- **Set tasks**
a) Reproduce the passage on pressure interference among wells between "Quantification of pressure interference among wells in" and "wells is determined.", inclusive.
b) Take the passage on pressure interference among wells further, picking up right after its final sentence.

- **Given passage**
____
Quantification of pressure interference among wells in a well system is determined by determining a base productivity index for a target well in the well system. The base productivity index is free of interference on production through the target well from flow through other wells in the multiple wells. A current productivity index for the target well is determined. The current productivity index is affected by interference on production through the target well from flow through other wells in the multiple wells. An interference modulus is determined for the target well based on the current productivity index and the base productivity index for the target well. Using the interference modulus for the target well, an effect, such as a numerical value representing the effect, on the target well, of the simultaneous flow through the other wells in the multiple wells is determined.

Description

    TECHNICAL FIELD
  • This disclosure describes computer-implemented methods, computer-readable storage media and computer systems relating to quantification of pressure interference among wells.
  • BACKGROUND
  • Hydrocarbon reservoirs are subsurface pools of porous or fractured rock formations containing hydrocarbons. Such deposits occur naturally over geologic times, and are trapped by overlaying impermeable rock formations. The potential of petroleum reservoir is identified by performing geophysical or seismic surveys to map and interpret the sedimentary facies and other geologic features. After identifying the hydrocarbons (e.g., oil, gas, combinations of them) reservoirs, wells are drilled to confirm and quantify the hydrocarbon pore volumes in such reservoirs. Transient well tests are usually performed in these wells to better understand the dynamic reservoir quality for future field development and well placement planning. Transient well tests are experiments performed on hydrocarbon and water wells under controlled environments for collecting transient-pressure data through gauges deployed downhole in the wells. The collected pressure data in combination with the fluid production or injection rates, and the rock and fluid properties is utilized to characterize the well and the intersected reservoir within the drainage area.
  • SUMMARY
  • This specification describes technologies relating to quantification of pressure interference among wells.
____
- **Information provided**
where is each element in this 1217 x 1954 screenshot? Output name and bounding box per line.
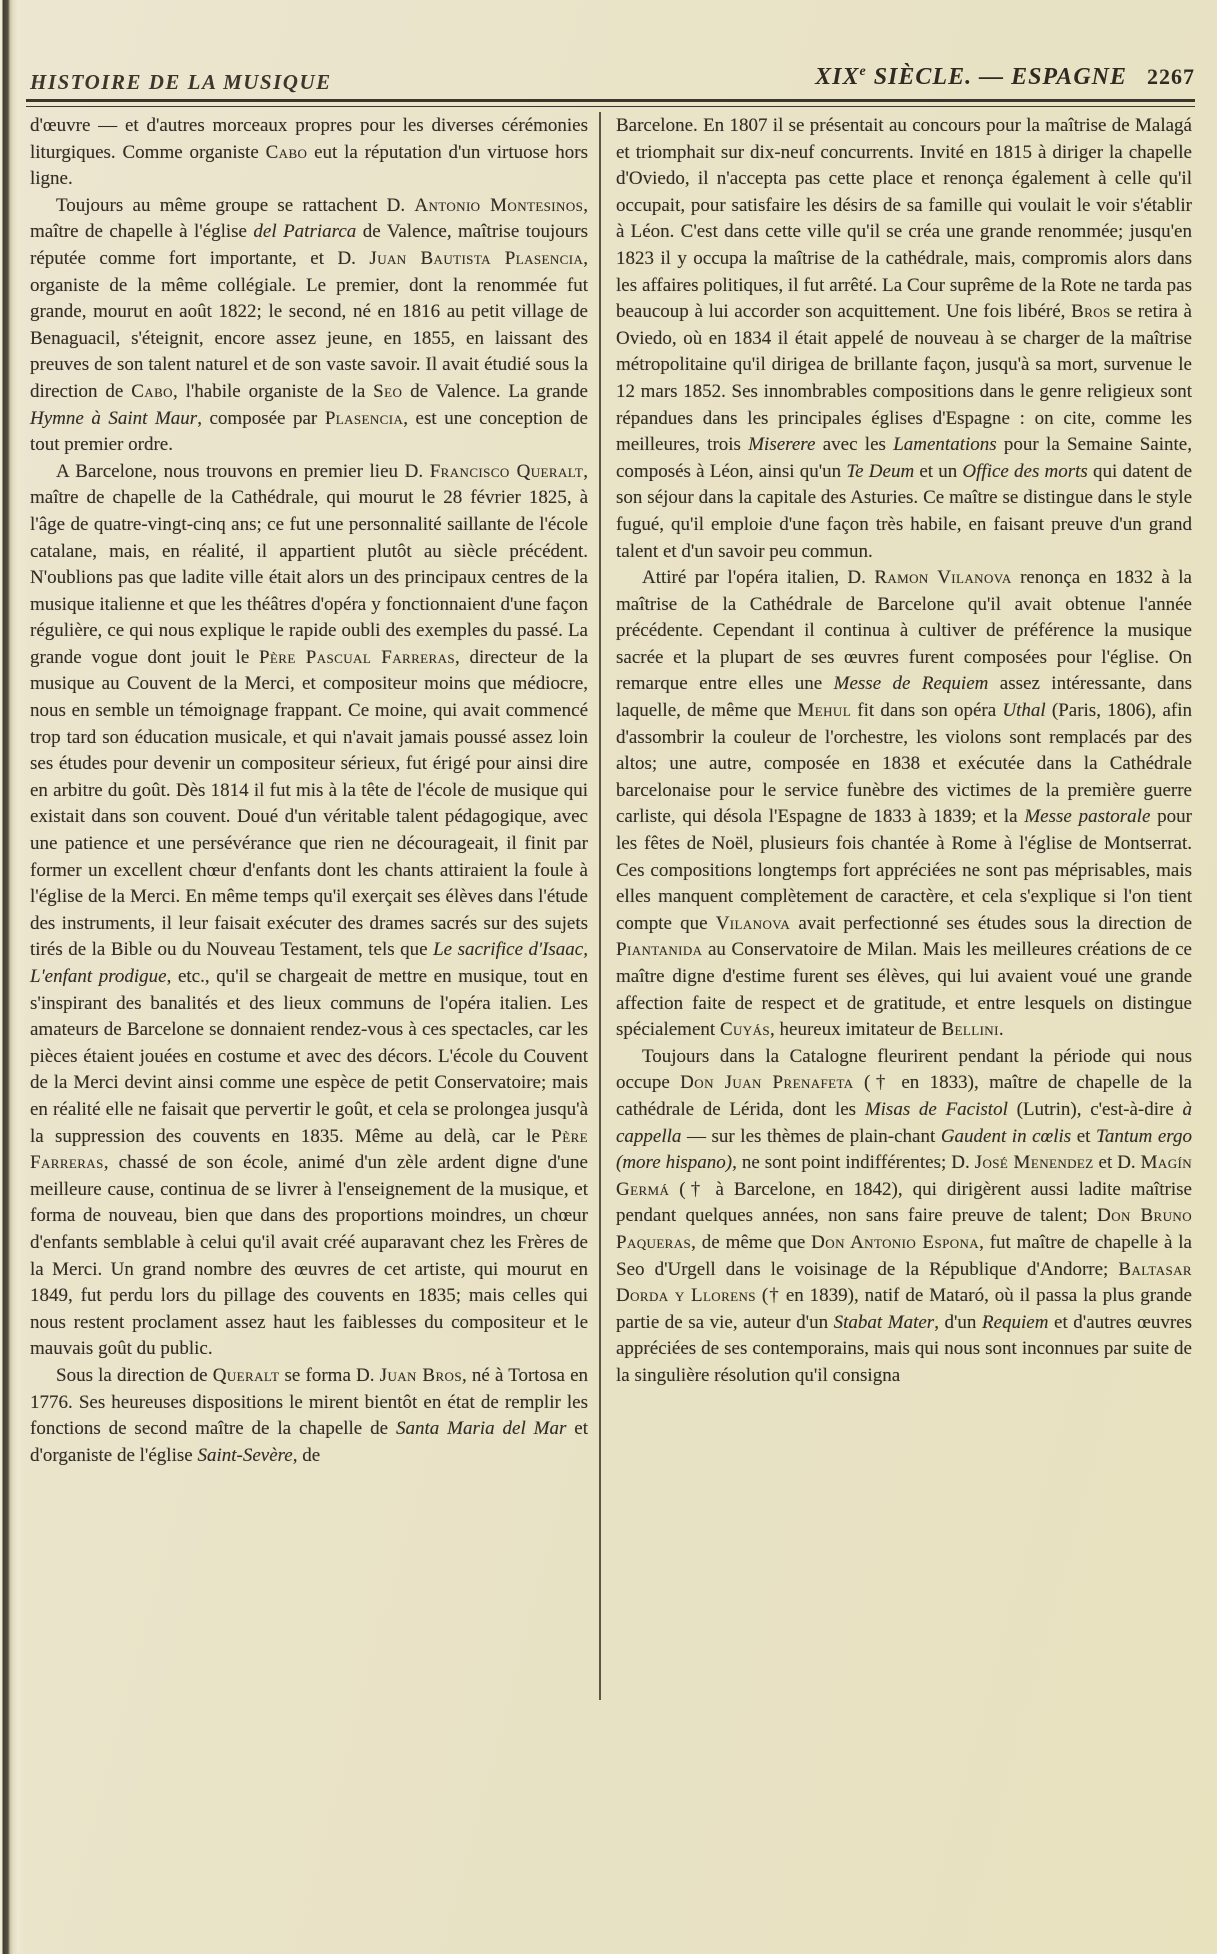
____
- **Responses by task**
a)
Quantification of pressure interference among wells in a well system is determined by determining a base productivity index for a target well in the well system. The base productivity index is free of interference on production through the target well from flow through other wells in the multiple wells. A current productivity index for the target well is determined. The current productivity index is affected by interference on production through the target well from flow through other wells in the multiple wells. An interference modulus is determined for the target well based on the current productivity index and the base productivity index for the target well. Using the interference modulus for the target well, an effect, such as a numerical value representing the effect, on the target well, of the simultaneous flow through the other wells in the multiple wells is determined.

b)
  • Certain aspects of the subject matter described here can be implemented as a method. A base productivity index for a target well is determined. The target well is included in a well system that includes multiple wells including the target well. The well system is drilled in a subterranean zone from a surface to a subsurface reservoir entrapping hydrocarbons. The base productivity index is based on reservoir pressure or its updated value and based on bottomhole pressure of the target well. The base productivity index is free of interference on production through the target well from flow through other wells in the multiple wells. A current productivity index for the target well is determined. The current productivity index is based on the reservoir pressure or its updated value and based on the bottomhole pressure of the target well. The current productivity index is affected by interference on production through the target well from flow through other wells in the multiple wells. An interference modulus is determined for the target well based on the current productivity index and the base productivity index for the target well. Using the interference modulus for the target well, an effect (e.g., a numerical value representing the effect), on the target well, of the flow through the other wells in the multiple wells is determined.
  • An aspect combinable with any other aspect includes the following features. Using sensors disposed within the target well, the reservoir pressure is measured before production through the target well is started. Using the sensors, the bottomhole pressure is measured after a volumetric flow rate through the target well has reached a pre-determined flow rate and immediately before the target well is shut in. The bottomhole pressure data can lead to determining the reservoir properties and to updating the reservoir pressure.
  • An aspect combinable with any other aspect includes the following features. The base productivity index is determined from a field buildup well test conducted in a field in which the multiple wells are drilled.
  • An aspect combinable with any other aspect includes the following features. The base productivity index is determined from an Earth numerical model that computationally simulates a field in which the multiple wells are drilled.
  • An aspect combinable with any other aspect includes the following features. The base productivity index and the current productivity index are each a productivity index, which is determined as explained here. Before producing through the target well, the reservoir pressure in the target well is measured. Hydrocarbons are produced through the target well until a volumetric flow rate through the target well stabilizes. The stabilized volumetric flow rate is measured. After the volumetric flow rate stabilizes, the bottomhole pressure in the target well is measured. After measuring the bottomhole pressure in the target well, the target well is shut in to determine the dynamic reservoir properties and the updated reservoir pressure.
  • An aspect combinable with any other aspect includes the following features. The productivity index is determined by dividing the stabilized volumetric flow rate by a difference between the reservoir pressure or its value and the bottomhole pressure.
  • An aspect combinable with any other aspect includes the following features. The interference modulus for the target well is determined by dividing the current productivity index by the base productivity index.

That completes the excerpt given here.